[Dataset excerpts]

>> start

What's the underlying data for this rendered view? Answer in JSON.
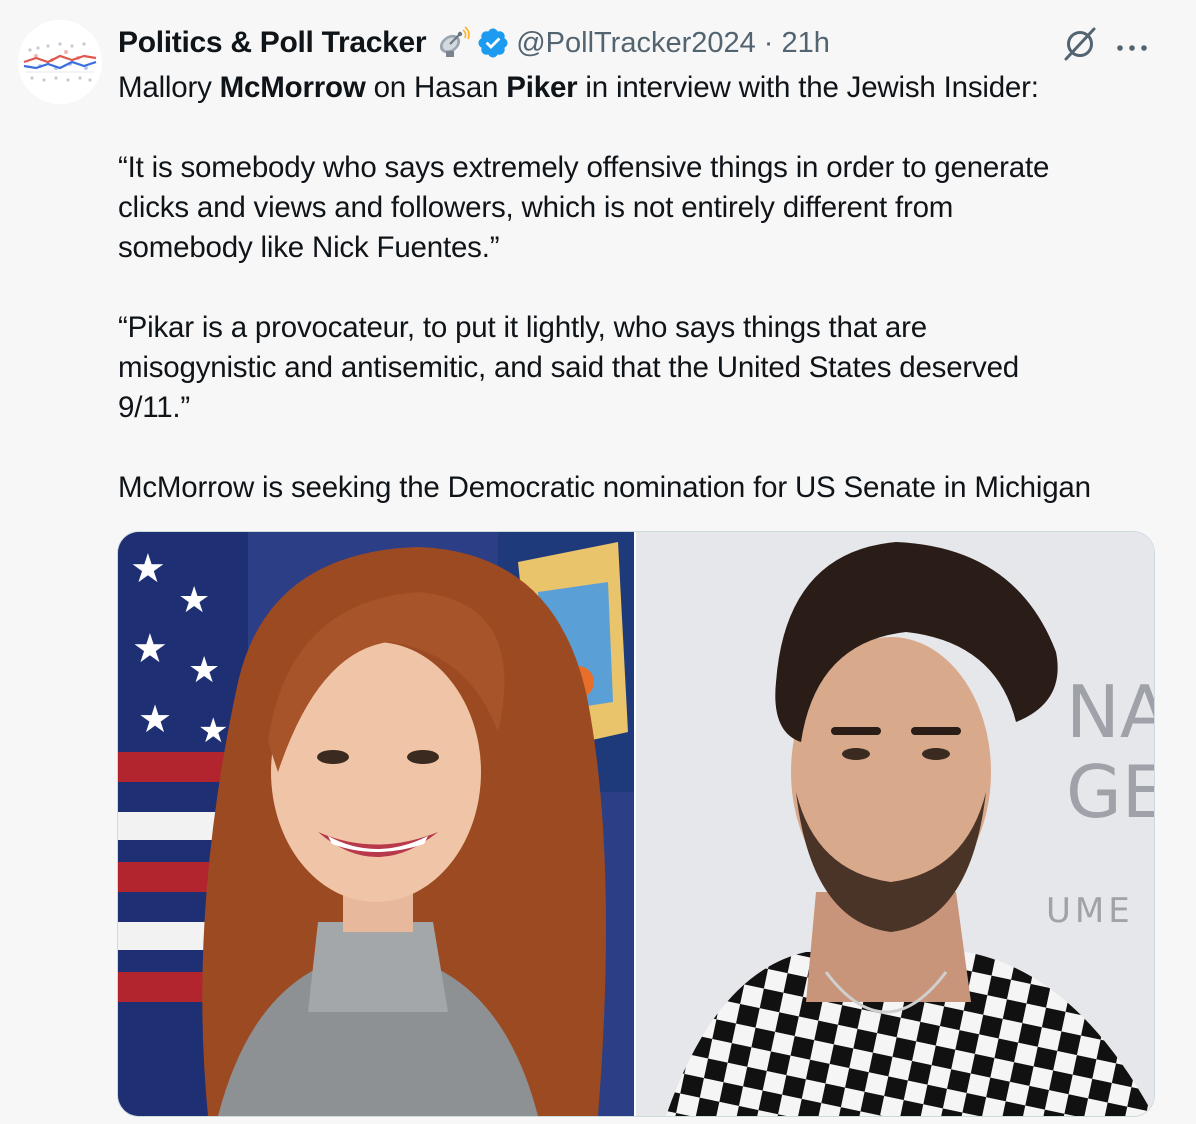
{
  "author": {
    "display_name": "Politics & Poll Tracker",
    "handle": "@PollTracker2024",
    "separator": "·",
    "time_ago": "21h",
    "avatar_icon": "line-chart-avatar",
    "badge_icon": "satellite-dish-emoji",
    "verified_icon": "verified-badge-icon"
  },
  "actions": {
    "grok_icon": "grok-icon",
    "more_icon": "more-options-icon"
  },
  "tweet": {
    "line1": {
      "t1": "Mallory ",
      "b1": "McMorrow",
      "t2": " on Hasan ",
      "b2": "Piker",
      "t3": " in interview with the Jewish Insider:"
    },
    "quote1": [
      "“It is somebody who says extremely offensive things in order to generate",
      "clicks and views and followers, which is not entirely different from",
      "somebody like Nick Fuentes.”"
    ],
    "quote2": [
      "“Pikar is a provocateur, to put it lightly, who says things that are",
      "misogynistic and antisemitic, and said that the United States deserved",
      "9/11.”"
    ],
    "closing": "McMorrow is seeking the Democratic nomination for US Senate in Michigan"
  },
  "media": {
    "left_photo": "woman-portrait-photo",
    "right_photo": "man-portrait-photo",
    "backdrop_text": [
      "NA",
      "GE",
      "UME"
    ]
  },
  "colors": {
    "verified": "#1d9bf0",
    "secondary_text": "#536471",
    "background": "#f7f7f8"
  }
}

>> end

Work to complete:
Count the lines that hold the string "McMorrow" and state that number alone.

Solution to this task:
2